Extract, from the listing that follows, each line containing the word "subtitle".

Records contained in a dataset
::::

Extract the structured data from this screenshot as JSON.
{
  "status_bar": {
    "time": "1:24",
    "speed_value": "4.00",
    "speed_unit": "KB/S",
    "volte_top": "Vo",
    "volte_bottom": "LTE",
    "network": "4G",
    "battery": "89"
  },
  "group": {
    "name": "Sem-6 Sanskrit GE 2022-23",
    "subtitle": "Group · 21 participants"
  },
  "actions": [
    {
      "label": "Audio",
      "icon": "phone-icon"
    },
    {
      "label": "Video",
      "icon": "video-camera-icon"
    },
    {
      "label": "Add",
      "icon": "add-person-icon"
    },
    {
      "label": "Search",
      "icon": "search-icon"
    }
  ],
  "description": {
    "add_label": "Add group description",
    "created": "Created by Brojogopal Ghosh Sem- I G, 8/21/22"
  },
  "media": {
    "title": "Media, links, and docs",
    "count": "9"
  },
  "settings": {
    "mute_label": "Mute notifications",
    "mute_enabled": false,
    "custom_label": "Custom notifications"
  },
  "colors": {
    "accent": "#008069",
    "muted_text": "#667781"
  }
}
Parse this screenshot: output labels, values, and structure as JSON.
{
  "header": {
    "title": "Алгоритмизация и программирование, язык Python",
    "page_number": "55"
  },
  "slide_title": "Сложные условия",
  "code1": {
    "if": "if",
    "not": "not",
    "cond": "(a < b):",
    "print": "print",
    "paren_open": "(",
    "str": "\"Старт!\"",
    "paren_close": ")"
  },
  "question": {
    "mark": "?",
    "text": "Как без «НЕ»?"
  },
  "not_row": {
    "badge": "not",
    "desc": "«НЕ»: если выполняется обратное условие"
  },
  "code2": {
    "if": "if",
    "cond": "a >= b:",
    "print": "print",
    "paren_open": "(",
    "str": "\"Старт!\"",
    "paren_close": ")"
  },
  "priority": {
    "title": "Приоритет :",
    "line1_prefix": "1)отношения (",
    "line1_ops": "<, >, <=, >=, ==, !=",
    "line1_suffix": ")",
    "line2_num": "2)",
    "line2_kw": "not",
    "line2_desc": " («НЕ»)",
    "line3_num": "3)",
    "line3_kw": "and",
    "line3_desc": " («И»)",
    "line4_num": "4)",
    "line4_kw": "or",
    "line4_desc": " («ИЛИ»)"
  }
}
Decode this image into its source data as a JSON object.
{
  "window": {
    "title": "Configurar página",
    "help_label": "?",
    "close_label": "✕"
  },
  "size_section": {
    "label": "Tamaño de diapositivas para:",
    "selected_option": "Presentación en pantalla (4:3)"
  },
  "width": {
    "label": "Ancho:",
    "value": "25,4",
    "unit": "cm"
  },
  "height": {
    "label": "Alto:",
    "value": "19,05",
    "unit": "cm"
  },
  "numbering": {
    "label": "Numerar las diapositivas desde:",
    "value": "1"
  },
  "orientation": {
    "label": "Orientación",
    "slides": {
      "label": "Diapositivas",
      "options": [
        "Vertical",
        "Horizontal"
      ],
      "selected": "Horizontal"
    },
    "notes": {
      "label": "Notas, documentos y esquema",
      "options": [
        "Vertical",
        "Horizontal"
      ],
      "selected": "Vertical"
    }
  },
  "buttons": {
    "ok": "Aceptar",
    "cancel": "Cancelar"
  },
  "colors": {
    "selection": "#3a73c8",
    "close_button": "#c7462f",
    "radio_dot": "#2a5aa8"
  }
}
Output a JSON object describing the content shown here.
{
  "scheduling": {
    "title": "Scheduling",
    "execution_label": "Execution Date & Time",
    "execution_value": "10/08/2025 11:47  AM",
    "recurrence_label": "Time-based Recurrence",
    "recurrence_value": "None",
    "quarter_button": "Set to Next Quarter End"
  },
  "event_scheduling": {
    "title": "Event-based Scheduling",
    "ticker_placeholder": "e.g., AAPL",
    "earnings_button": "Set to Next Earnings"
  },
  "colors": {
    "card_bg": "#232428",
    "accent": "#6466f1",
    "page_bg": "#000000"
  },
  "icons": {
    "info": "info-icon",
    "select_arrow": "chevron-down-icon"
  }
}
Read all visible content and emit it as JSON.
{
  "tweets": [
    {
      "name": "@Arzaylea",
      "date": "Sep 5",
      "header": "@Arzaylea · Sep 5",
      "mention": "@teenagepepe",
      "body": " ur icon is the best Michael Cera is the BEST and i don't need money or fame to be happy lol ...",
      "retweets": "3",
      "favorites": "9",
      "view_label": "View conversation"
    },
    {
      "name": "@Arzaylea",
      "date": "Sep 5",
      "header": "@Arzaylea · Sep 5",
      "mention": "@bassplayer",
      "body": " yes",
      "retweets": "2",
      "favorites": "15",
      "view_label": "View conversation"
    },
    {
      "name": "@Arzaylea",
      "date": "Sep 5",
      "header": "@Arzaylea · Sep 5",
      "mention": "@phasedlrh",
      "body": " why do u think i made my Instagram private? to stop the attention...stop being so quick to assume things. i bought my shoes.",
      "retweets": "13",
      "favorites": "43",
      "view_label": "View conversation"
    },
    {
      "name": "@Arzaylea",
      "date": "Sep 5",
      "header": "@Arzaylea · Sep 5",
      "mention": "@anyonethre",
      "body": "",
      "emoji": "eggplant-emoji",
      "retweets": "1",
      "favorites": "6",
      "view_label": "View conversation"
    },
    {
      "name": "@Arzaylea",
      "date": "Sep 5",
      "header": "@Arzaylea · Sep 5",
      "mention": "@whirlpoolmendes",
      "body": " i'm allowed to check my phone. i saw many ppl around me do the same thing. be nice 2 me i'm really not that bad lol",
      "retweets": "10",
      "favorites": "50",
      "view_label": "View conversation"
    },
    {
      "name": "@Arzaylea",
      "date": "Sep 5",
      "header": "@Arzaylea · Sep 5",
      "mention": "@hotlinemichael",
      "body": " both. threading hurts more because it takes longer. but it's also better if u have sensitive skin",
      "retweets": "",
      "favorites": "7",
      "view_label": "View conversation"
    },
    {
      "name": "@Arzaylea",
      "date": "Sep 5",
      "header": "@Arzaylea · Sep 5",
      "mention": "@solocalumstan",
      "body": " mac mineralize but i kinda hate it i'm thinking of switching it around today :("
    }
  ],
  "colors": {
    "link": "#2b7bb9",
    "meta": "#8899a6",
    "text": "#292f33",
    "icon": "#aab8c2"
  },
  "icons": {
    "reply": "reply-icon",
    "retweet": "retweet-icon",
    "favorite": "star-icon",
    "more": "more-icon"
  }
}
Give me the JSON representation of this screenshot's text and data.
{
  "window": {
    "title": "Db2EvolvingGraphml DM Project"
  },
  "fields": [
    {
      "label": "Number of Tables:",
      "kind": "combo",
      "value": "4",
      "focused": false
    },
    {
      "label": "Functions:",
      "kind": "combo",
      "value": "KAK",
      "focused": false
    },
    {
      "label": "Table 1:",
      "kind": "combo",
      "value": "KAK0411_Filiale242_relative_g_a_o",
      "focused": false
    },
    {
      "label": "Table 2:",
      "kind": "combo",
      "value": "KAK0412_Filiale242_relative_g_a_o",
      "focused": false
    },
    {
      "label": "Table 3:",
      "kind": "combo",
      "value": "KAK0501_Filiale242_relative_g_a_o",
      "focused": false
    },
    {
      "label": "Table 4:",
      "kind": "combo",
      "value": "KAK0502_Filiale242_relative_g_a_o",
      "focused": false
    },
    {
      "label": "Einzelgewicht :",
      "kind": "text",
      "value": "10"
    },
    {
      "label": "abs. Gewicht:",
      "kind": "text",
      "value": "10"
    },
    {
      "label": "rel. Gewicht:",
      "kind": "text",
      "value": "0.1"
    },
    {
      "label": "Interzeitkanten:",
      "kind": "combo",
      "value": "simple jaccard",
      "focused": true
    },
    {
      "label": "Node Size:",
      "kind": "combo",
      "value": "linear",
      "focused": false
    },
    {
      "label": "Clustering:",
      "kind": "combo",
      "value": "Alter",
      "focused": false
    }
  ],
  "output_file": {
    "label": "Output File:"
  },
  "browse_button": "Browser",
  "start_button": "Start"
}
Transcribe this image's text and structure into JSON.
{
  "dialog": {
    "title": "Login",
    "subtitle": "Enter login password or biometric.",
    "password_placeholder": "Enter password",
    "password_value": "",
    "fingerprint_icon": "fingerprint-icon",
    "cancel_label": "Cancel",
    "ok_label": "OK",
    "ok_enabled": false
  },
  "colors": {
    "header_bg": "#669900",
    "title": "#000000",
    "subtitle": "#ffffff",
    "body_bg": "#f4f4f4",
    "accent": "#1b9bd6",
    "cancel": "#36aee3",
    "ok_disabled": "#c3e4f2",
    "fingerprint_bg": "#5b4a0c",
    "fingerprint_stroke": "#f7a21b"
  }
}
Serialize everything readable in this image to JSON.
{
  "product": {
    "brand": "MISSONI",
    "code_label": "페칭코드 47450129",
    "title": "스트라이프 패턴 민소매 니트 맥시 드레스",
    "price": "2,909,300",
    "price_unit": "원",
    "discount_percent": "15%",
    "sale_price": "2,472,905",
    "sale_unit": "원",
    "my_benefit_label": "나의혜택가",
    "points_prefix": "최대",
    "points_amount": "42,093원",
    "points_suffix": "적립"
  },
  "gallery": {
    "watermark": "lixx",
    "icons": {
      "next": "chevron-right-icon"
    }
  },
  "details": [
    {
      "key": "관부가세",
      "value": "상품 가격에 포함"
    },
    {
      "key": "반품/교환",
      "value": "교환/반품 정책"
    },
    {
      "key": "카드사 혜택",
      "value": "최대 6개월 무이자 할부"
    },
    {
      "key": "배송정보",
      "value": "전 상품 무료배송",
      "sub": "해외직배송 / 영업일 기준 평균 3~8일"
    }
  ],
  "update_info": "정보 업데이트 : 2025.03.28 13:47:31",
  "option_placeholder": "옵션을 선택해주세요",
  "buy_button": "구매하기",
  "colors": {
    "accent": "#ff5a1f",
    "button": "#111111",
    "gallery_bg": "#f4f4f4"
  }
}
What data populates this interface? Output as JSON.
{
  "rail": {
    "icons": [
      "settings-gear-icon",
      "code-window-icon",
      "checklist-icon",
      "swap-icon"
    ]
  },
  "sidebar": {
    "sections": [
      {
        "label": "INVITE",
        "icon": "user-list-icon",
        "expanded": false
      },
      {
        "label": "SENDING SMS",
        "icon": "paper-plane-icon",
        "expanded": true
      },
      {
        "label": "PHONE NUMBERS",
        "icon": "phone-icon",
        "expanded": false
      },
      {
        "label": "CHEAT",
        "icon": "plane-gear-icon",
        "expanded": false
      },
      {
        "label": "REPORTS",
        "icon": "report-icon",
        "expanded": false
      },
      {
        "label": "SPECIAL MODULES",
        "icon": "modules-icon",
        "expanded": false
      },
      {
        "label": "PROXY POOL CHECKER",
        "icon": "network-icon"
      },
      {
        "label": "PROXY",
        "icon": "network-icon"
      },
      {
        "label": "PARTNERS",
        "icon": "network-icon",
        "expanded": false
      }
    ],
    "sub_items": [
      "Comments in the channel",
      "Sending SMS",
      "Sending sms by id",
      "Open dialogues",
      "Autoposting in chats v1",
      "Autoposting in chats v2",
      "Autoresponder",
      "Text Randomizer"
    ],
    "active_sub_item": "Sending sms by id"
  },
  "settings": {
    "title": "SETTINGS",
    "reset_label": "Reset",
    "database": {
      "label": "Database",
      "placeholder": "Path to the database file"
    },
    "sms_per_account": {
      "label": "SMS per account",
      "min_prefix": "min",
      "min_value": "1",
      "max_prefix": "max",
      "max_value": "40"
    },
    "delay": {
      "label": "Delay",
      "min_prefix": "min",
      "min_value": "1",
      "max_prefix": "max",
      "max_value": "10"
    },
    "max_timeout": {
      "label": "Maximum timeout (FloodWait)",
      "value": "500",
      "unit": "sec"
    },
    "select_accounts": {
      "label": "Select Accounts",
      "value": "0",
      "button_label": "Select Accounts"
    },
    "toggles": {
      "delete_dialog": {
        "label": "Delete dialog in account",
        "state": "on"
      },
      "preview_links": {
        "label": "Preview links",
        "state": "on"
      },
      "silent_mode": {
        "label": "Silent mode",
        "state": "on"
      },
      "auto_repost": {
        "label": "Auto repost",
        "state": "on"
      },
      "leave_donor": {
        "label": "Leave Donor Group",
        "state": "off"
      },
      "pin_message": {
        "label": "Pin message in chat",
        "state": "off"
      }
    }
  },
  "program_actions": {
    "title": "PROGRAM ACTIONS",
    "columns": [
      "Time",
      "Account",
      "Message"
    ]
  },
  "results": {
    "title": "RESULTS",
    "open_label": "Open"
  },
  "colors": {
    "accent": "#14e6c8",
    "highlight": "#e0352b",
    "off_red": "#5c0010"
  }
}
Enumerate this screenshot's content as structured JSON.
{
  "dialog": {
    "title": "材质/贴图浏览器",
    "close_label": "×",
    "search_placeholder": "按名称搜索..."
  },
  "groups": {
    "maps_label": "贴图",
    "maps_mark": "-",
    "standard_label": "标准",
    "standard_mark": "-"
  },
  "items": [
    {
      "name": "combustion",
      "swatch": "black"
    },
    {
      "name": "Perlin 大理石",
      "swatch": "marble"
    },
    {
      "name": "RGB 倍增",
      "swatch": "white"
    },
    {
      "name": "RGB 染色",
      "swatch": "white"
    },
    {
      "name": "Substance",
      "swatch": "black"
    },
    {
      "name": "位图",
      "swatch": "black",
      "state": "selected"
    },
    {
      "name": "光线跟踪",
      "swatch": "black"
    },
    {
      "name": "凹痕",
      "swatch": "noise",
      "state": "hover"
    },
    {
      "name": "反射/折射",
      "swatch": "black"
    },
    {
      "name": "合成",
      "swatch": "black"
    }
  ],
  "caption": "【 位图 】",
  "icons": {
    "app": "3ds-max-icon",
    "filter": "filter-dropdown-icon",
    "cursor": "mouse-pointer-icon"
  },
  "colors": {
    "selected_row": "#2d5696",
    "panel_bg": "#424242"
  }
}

::::

* FINAL RESULT:
    "subtitle": "Group · 21 participants"
    "subtitle": "Enter login password or biometric.",
    "subtitle": "#ffffff",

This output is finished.